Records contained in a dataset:
——————

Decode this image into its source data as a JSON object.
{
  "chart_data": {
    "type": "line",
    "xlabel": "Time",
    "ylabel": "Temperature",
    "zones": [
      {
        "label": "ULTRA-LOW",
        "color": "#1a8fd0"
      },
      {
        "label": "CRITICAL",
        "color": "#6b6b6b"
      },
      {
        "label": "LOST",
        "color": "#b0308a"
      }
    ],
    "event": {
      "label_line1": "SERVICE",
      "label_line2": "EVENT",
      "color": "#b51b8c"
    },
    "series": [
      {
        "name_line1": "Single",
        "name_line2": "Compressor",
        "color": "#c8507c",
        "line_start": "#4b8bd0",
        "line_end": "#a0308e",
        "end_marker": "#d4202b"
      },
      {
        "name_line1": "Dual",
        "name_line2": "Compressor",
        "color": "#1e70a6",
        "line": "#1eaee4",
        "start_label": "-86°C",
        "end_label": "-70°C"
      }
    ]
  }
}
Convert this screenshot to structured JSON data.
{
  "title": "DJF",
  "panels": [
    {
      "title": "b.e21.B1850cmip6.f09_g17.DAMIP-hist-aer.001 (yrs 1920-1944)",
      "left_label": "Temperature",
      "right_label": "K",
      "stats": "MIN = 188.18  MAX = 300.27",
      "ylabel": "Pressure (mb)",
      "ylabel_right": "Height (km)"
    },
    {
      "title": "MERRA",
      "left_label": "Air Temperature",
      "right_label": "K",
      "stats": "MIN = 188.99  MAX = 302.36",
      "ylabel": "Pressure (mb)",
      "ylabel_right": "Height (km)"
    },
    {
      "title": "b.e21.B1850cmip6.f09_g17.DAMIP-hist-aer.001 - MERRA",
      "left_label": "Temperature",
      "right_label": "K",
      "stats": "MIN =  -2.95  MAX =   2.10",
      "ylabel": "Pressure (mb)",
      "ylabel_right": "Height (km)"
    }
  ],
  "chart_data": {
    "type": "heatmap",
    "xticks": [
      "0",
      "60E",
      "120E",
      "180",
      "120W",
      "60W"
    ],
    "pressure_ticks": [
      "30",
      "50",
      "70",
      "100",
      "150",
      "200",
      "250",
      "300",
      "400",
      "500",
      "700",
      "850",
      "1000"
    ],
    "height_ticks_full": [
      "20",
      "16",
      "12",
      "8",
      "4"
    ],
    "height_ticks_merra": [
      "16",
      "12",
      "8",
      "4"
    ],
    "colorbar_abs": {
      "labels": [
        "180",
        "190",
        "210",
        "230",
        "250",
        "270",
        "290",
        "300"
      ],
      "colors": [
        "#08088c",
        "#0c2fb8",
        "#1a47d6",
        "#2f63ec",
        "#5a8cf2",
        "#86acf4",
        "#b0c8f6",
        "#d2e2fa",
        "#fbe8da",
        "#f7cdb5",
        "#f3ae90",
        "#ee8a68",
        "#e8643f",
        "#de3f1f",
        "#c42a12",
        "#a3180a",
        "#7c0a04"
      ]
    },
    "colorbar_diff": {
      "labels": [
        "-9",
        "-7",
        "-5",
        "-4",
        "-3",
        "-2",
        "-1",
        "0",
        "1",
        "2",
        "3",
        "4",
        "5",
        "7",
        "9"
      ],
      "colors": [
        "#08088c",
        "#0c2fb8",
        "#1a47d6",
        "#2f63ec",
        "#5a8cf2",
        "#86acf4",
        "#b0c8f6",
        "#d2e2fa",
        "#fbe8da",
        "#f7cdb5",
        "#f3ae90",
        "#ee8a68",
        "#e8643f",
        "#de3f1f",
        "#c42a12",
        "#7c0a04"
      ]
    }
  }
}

——————

Repeat all of the records above exactly as written.

• **Problem solution**:
Decode this image into its source data as a JSON object.
{
  "chart_data": {
    "type": "line",
    "xlabel": "Time",
    "ylabel": "Temperature",
    "zones": [
      {
        "label": "ULTRA-LOW",
        "color": "#1a8fd0"
      },
      {
        "label": "CRITICAL",
        "color": "#6b6b6b"
      },
      {
        "label": "LOST",
        "color": "#b0308a"
      }
    ],
    "event": {
      "label_line1": "SERVICE",
      "label_line2": "EVENT",
      "color": "#b51b8c"
    },
    "series": [
      {
        "name_line1": "Single",
        "name_line2": "Compressor",
        "color": "#c8507c",
        "line_start": "#4b8bd0",
        "line_end": "#a0308e",
        "end_marker": "#d4202b"
      },
      {
        "name_line1": "Dual",
        "name_line2": "Compressor",
        "color": "#1e70a6",
        "line": "#1eaee4",
        "start_label": "-86°C",
        "end_label": "-70°C"
      }
    ]
  }
}
Convert this screenshot to structured JSON data.
{
  "title": "DJF",
  "panels": [
    {
      "title": "b.e21.B1850cmip6.f09_g17.DAMIP-hist-aer.001 (yrs 1920-1944)",
      "left_label": "Temperature",
      "right_label": "K",
      "stats": "MIN = 188.18  MAX = 300.27",
      "ylabel": "Pressure (mb)",
      "ylabel_right": "Height (km)"
    },
    {
      "title": "MERRA",
      "left_label": "Air Temperature",
      "right_label": "K",
      "stats": "MIN = 188.99  MAX = 302.36",
      "ylabel": "Pressure (mb)",
      "ylabel_right": "Height (km)"
    },
    {
      "title": "b.e21.B1850cmip6.f09_g17.DAMIP-hist-aer.001 - MERRA",
      "left_label": "Temperature",
      "right_label": "K",
      "stats": "MIN =  -2.95  MAX =   2.10",
      "ylabel": "Pressure (mb)",
      "ylabel_right": "Height (km)"
    }
  ],
  "chart_data": {
    "type": "heatmap",
    "xticks": [
      "0",
      "60E",
      "120E",
      "180",
      "120W",
      "60W"
    ],
    "pressure_ticks": [
      "30",
      "50",
      "70",
      "100",
      "150",
      "200",
      "250",
      "300",
      "400",
      "500",
      "700",
      "850",
      "1000"
    ],
    "height_ticks_full": [
      "20",
      "16",
      "12",
      "8",
      "4"
    ],
    "height_ticks_merra": [
      "16",
      "12",
      "8",
      "4"
    ],
    "colorbar_abs": {
      "labels": [
        "180",
        "190",
        "210",
        "230",
        "250",
        "270",
        "290",
        "300"
      ],
      "colors": [
        "#08088c",
        "#0c2fb8",
        "#1a47d6",
        "#2f63ec",
        "#5a8cf2",
        "#86acf4",
        "#b0c8f6",
        "#d2e2fa",
        "#fbe8da",
        "#f7cdb5",
        "#f3ae90",
        "#ee8a68",
        "#e8643f",
        "#de3f1f",
        "#c42a12",
        "#a3180a",
        "#7c0a04"
      ]
    },
    "colorbar_diff": {
      "labels": [
        "-9",
        "-7",
        "-5",
        "-4",
        "-3",
        "-2",
        "-1",
        "0",
        "1",
        "2",
        "3",
        "4",
        "5",
        "7",
        "9"
      ],
      "colors": [
        "#08088c",
        "#0c2fb8",
        "#1a47d6",
        "#2f63ec",
        "#5a8cf2",
        "#86acf4",
        "#b0c8f6",
        "#d2e2fa",
        "#fbe8da",
        "#f7cdb5",
        "#f3ae90",
        "#ee8a68",
        "#e8643f",
        "#de3f1f",
        "#c42a12",
        "#7c0a04"
      ]
    }
  }
}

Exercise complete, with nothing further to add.